## Objective
Continue the forum post on Julia search benchmarks from the point where it stops.

## Source
########

Thanks. I had corrected the sorting of rowvalA a little while after I initially posted the results. But the specific case I was comparing is where the start pointer for the search range is advanced with every result (as was the scenario in sparsematrix.jl). If I update your modifications for that, I get results similar to what I got initially.

But in the end, there is not much difference (for the specific case being tested here) and even a linear search is almost as fast (f3 that was added later).

Here's what it looked like:

julia> using Base.Order.Forward

julia> using Base.Sort

julia> function f1(rowvalA, needles)
           r2 = length(rowvalA)
           r1 = 1
           y = 0
           for i in needles
               z = searchsortedfirst(rowvalA, i, r1, r2, Forward)
               (z > 0) && (r1 = z)
               y += z
           end
           y
       end
f1 (generic function with 2 methods)

julia> function f2(rowvalA, needles)

           y=0
           ridx = 1
           for i in needles
               last = length(rowvalA)
               @inbounds while ridx <= last
                   mid = (ridx + last) >>> 1
                   midval = int(rowvalA[mid])

########

## Data records

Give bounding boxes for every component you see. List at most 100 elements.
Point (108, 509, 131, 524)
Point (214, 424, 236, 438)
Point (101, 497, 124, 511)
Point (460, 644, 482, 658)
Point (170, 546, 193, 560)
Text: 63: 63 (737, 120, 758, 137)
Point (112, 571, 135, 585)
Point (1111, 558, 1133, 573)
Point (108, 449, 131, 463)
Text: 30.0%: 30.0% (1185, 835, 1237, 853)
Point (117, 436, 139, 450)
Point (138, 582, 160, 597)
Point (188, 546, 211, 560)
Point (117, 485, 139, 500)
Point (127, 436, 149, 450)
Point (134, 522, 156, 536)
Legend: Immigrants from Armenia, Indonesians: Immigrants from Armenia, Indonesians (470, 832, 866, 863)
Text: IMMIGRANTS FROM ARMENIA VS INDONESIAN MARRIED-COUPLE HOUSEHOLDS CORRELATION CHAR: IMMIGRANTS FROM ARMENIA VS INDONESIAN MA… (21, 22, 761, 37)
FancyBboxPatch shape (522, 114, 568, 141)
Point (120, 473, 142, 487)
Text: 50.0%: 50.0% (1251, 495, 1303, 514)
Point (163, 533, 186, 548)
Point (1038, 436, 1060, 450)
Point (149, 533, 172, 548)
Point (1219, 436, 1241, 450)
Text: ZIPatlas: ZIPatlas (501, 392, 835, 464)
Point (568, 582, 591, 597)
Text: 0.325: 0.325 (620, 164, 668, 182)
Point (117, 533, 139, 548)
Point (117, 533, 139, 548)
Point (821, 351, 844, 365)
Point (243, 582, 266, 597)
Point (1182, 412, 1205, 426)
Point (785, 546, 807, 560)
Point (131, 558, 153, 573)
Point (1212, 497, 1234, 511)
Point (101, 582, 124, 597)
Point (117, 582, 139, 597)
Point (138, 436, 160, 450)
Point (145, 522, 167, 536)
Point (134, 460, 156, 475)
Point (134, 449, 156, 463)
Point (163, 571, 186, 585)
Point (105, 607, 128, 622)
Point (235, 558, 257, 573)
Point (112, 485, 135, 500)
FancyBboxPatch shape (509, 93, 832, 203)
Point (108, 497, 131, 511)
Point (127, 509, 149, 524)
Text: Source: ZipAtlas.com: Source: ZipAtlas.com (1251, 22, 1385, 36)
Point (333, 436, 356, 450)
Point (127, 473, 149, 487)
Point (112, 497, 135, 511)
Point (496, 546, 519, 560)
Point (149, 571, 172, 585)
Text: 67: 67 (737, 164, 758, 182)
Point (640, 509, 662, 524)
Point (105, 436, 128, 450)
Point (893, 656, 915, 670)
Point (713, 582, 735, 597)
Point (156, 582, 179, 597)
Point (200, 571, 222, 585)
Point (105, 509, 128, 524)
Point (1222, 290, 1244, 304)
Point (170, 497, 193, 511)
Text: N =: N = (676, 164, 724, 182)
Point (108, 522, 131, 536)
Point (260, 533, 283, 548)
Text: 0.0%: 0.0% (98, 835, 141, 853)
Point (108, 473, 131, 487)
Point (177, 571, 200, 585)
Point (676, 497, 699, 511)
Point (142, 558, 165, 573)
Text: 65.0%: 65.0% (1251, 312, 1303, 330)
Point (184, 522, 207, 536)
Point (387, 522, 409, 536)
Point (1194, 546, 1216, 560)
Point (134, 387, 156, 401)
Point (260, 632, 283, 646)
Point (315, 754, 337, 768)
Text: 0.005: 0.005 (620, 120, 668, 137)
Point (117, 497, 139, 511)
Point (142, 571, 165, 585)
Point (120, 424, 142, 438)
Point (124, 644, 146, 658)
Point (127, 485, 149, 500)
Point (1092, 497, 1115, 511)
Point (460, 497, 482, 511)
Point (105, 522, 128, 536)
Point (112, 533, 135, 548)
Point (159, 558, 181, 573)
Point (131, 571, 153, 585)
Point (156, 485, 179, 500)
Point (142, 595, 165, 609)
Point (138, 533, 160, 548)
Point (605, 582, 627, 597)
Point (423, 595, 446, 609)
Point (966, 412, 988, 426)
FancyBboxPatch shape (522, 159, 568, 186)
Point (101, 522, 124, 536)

########

## Written reply
                   if midval > i
                       last = mid - 1
                   elseif midval == i
                       ridx = mid
                       break
                   else
                       ridx = mid + 1
                   end
               end
               y += ridx
           end
           y
       end
f2 (generic function with 2 methods)

julia> function f()
           rowvalA = [1:10000] # this needs to be sorted
           needle = randperm(10000)
           @time y1 = f1(rowvalA, needle)
           @time y2 = f2(rowvalA, needle)
           @assert y1 == y2 
       end
f (generic function with 1 method)

julia> for i in 1:5
           f()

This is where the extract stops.